| RECORDS PROVIDED |

--- begin ---

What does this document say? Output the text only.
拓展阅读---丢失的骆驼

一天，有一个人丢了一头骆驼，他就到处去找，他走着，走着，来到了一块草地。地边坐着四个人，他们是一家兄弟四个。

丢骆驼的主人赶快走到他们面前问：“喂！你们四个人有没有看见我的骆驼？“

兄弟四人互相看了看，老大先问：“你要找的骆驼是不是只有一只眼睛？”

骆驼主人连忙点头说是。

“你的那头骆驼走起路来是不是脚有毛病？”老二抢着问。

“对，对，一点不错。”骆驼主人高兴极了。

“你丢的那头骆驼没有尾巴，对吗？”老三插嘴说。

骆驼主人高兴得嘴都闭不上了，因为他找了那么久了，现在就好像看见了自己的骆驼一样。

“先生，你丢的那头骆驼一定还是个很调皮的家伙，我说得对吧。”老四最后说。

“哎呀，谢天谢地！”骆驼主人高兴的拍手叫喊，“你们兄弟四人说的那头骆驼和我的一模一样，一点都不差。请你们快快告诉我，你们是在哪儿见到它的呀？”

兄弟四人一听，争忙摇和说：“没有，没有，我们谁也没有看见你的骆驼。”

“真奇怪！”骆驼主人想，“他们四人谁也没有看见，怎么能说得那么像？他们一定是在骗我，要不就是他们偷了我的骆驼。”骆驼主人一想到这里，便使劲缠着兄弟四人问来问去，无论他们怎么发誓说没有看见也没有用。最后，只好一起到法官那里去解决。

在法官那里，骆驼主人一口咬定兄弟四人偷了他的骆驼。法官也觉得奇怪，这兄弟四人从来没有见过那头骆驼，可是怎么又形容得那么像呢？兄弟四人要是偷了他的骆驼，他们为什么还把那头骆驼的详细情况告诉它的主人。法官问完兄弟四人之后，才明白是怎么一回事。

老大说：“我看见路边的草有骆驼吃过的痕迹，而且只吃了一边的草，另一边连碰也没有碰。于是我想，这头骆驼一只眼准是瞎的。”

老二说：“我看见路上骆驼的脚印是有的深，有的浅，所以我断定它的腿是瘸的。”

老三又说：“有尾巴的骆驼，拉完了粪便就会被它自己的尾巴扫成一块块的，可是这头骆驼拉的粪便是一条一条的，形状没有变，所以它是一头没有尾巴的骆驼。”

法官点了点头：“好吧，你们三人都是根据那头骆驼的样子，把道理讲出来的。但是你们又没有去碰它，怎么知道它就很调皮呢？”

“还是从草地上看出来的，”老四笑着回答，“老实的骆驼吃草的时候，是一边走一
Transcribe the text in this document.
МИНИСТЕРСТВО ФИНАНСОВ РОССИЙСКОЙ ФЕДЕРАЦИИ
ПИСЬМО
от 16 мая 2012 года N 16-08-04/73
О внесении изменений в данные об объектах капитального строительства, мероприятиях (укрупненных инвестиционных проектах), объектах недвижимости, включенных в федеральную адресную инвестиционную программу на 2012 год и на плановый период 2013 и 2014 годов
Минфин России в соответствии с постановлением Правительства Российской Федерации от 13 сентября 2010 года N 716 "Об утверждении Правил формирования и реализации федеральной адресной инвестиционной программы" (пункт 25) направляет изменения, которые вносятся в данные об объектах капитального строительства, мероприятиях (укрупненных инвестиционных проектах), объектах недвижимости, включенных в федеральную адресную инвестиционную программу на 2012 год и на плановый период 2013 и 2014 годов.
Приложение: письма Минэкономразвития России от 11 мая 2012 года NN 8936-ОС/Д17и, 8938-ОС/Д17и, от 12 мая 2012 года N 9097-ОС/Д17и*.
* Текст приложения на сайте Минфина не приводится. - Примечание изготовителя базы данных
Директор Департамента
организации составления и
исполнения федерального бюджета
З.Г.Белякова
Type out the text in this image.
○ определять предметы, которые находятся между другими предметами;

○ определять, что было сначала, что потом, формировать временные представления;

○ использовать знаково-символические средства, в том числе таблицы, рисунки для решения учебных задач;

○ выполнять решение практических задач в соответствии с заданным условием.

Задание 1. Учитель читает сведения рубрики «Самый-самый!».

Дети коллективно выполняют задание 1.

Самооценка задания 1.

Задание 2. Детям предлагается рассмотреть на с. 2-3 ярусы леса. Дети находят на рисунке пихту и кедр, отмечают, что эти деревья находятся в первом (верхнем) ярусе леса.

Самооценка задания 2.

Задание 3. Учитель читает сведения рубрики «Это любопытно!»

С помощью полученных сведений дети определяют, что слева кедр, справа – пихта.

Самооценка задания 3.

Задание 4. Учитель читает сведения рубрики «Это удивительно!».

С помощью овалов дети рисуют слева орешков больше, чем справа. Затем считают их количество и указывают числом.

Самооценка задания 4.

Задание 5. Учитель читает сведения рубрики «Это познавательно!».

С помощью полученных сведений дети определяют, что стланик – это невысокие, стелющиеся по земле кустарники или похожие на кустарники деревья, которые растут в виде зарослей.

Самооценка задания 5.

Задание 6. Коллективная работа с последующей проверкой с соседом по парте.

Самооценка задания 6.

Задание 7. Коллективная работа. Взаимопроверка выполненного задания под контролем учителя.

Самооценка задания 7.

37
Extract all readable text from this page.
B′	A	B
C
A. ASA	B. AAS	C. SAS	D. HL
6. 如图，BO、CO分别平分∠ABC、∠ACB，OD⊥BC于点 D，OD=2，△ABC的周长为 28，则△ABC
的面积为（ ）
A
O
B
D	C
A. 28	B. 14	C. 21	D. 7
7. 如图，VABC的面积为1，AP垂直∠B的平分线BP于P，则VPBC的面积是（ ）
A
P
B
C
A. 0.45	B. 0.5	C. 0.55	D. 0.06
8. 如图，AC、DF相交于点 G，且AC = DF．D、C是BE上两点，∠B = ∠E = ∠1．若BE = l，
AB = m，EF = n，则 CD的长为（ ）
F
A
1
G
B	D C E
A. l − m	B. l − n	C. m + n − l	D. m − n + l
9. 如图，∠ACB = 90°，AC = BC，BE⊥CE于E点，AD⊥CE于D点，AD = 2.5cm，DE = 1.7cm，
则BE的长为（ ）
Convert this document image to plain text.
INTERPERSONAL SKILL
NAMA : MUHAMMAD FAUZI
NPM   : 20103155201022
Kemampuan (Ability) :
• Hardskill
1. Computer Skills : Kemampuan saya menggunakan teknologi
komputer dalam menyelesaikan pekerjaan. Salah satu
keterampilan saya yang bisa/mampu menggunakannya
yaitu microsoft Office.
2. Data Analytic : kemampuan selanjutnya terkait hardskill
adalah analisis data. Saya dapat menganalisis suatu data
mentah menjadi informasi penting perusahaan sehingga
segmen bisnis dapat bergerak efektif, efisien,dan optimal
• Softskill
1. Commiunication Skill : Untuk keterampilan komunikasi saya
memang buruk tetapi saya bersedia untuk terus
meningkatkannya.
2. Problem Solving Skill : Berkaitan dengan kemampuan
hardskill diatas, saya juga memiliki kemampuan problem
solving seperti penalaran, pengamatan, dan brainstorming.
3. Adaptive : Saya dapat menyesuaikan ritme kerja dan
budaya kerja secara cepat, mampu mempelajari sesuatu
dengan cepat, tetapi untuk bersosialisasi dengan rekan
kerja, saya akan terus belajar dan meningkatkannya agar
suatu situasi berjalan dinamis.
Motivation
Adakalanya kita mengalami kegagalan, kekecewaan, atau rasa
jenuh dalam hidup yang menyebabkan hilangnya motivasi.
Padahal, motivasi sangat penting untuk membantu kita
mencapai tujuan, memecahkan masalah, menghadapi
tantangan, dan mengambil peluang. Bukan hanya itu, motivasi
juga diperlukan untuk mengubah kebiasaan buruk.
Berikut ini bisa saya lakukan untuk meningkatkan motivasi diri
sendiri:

--- end ---

| TASK GOAL |
Copy down the whole of the data above, matching it exactly.

| TASK SOLUTION |
What does this document say? Output the text only.
拓展阅读---丢失的骆驼

一天，有一个人丢了一头骆驼，他就到处去找，他走着，走着，来到了一块草地。地边坐着四个人，他们是一家兄弟四个。

丢骆驼的主人赶快走到他们面前问：“喂！你们四个人有没有看见我的骆驼？“

兄弟四人互相看了看，老大先问：“你要找的骆驼是不是只有一只眼睛？”

骆驼主人连忙点头说是。

“你的那头骆驼走起路来是不是脚有毛病？”老二抢着问。

“对，对，一点不错。”骆驼主人高兴极了。

“你丢的那头骆驼没有尾巴，对吗？”老三插嘴说。

骆驼主人高兴得嘴都闭不上了，因为他找了那么久了，现在就好像看见了自己的骆驼一样。

“先生，你丢的那头骆驼一定还是个很调皮的家伙，我说得对吧。”老四最后说。

“哎呀，谢天谢地！”骆驼主人高兴的拍手叫喊，“你们兄弟四人说的那头骆驼和我的一模一样，一点都不差。请你们快快告诉我，你们是在哪儿见到它的呀？”

兄弟四人一听，争忙摇和说：“没有，没有，我们谁也没有看见你的骆驼。”

“真奇怪！”骆驼主人想，“他们四人谁也没有看见，怎么能说得那么像？他们一定是在骗我，要不就是他们偷了我的骆驼。”骆驼主人一想到这里，便使劲缠着兄弟四人问来问去，无论他们怎么发誓说没有看见也没有用。最后，只好一起到法官那里去解决。

在法官那里，骆驼主人一口咬定兄弟四人偷了他的骆驼。法官也觉得奇怪，这兄弟四人从来没有见过那头骆驼，可是怎么又形容得那么像呢？兄弟四人要是偷了他的骆驼，他们为什么还把那头骆驼的详细情况告诉它的主人。法官问完兄弟四人之后，才明白是怎么一回事。

老大说：“我看见路边的草有骆驼吃过的痕迹，而且只吃了一边的草，另一边连碰也没有碰。于是我想，这头骆驼一只眼准是瞎的。”

老二说：“我看见路上骆驼的脚印是有的深，有的浅，所以我断定它的腿是瘸的。”

老三又说：“有尾巴的骆驼，拉完了粪便就会被它自己的尾巴扫成一块块的，可是这头骆驼拉的粪便是一条一条的，形状没有变，所以它是一头没有尾巴的骆驼。”

法官点了点头：“好吧，你们三人都是根据那头骆驼的样子，把道理讲出来的。但是你们又没有去碰它，怎么知道它就很调皮呢？”

“还是从草地上看出来的，”老四笑着回答，“老实的骆驼吃草的时候，是一边走一
Transcribe the text in this document.
МИНИСТЕРСТВО ФИНАНСОВ РОССИЙСКОЙ ФЕДЕРАЦИИ
ПИСЬМО
от 16 мая 2012 года N 16-08-04/73
О внесении изменений в данные об объектах капитального строительства, мероприятиях (укрупненных инвестиционных проектах), объектах недвижимости, включенных в федеральную адресную инвестиционную программу на 2012 год и на плановый период 2013 и 2014 годов
Минфин России в соответствии с постановлением Правительства Российской Федерации от 13 сентября 2010 года N 716 "Об утверждении Правил формирования и реализации федеральной адресной инвестиционной программы" (пункт 25) направляет изменения, которые вносятся в данные об объектах капитального строительства, мероприятиях (укрупненных инвестиционных проектах), объектах недвижимости, включенных в федеральную адресную инвестиционную программу на 2012 год и на плановый период 2013 и 2014 годов.
Приложение: письма Минэкономразвития России от 11 мая 2012 года NN 8936-ОС/Д17и, 8938-ОС/Д17и, от 12 мая 2012 года N 9097-ОС/Д17и*.
* Текст приложения на сайте Минфина не приводится. - Примечание изготовителя базы данных
Директор Департамента
организации составления и
исполнения федерального бюджета
З.Г.Белякова
Type out the text in this image.
○ определять предметы, которые находятся между другими предметами;

○ определять, что было сначала, что потом, формировать временные представления;

○ использовать знаково-символические средства, в том числе таблицы, рисунки для решения учебных задач;

○ выполнять решение практических задач в соответствии с заданным условием.

Задание 1. Учитель читает сведения рубрики «Самый-самый!».

Дети коллективно выполняют задание 1.

Самооценка задания 1.

Задание 2. Детям предлагается рассмотреть на с. 2-3 ярусы леса. Дети находят на рисунке пихту и кедр, отмечают, что эти деревья находятся в первом (верхнем) ярусе леса.

Самооценка задания 2.

Задание 3. Учитель читает сведения рубрики «Это любопытно!»

С помощью полученных сведений дети определяют, что слева кедр, справа – пихта.

Самооценка задания 3.

Задание 4. Учитель читает сведения рубрики «Это удивительно!».

С помощью овалов дети рисуют слева орешков больше, чем справа. Затем считают их количество и указывают числом.

Самооценка задания 4.

Задание 5. Учитель читает сведения рубрики «Это познавательно!».

С помощью полученных сведений дети определяют, что стланик – это невысокие, стелющиеся по земле кустарники или похожие на кустарники деревья, которые растут в виде зарослей.

Самооценка задания 5.

Задание 6. Коллективная работа с последующей проверкой с соседом по парте.

Самооценка задания 6.

Задание 7. Коллективная работа. Взаимопроверка выполненного задания под контролем учителя.

Самооценка задания 7.

37
Extract all readable text from this page.
B′	A	B
C
A. ASA	B. AAS	C. SAS	D. HL
6. 如图，BO、CO分别平分∠ABC、∠ACB，OD⊥BC于点 D，OD=2，△ABC的周长为 28，则△ABC
的面积为（ ）
A
O
B
D	C
A. 28	B. 14	C. 21	D. 7
7. 如图，VABC的面积为1，AP垂直∠B的平分线BP于P，则VPBC的面积是（ ）
A
P
B
C
A. 0.45	B. 0.5	C. 0.55	D. 0.06
8. 如图，AC、DF相交于点 G，且AC = DF．D、C是BE上两点，∠B = ∠E = ∠1．若BE = l，
AB = m，EF = n，则 CD的长为（ ）
F
A
1
G
B	D C E
A. l − m	B. l − n	C. m + n − l	D. m − n + l
9. 如图，∠ACB = 90°，AC = BC，BE⊥CE于E点，AD⊥CE于D点，AD = 2.5cm，DE = 1.7cm，
则BE的长为（ ）
Convert this document image to plain text.
INTERPERSONAL SKILL
NAMA : MUHAMMAD FAUZI
NPM   : 20103155201022
Kemampuan (Ability) :
• Hardskill
1. Computer Skills : Kemampuan saya menggunakan teknologi
komputer dalam menyelesaikan pekerjaan. Salah satu
keterampilan saya yang bisa/mampu menggunakannya
yaitu microsoft Office.
2. Data Analytic : kemampuan selanjutnya terkait hardskill
adalah analisis data. Saya dapat menganalisis suatu data
mentah menjadi informasi penting perusahaan sehingga
segmen bisnis dapat bergerak efektif, efisien,dan optimal
• Softskill
1. Commiunication Skill : Untuk keterampilan komunikasi saya
memang buruk tetapi saya bersedia untuk terus
meningkatkannya.
2. Problem Solving Skill : Berkaitan dengan kemampuan
hardskill diatas, saya juga memiliki kemampuan problem
solving seperti penalaran, pengamatan, dan brainstorming.
3. Adaptive : Saya dapat menyesuaikan ritme kerja dan
budaya kerja secara cepat, mampu mempelajari sesuatu
dengan cepat, tetapi untuk bersosialisasi dengan rekan
kerja, saya akan terus belajar dan meningkatkannya agar
suatu situasi berjalan dinamis.
Motivation
Adakalanya kita mengalami kegagalan, kekecewaan, atau rasa
jenuh dalam hidup yang menyebabkan hilangnya motivasi.
Padahal, motivasi sangat penting untuk membantu kita
mencapai tujuan, memecahkan masalah, menghadapi
tantangan, dan mengambil peluang. Bukan hanya itu, motivasi
juga diperlukan untuk mengubah kebiasaan buruk.
Berikut ini bisa saya lakukan untuk meningkatkan motivasi diri
sendiri:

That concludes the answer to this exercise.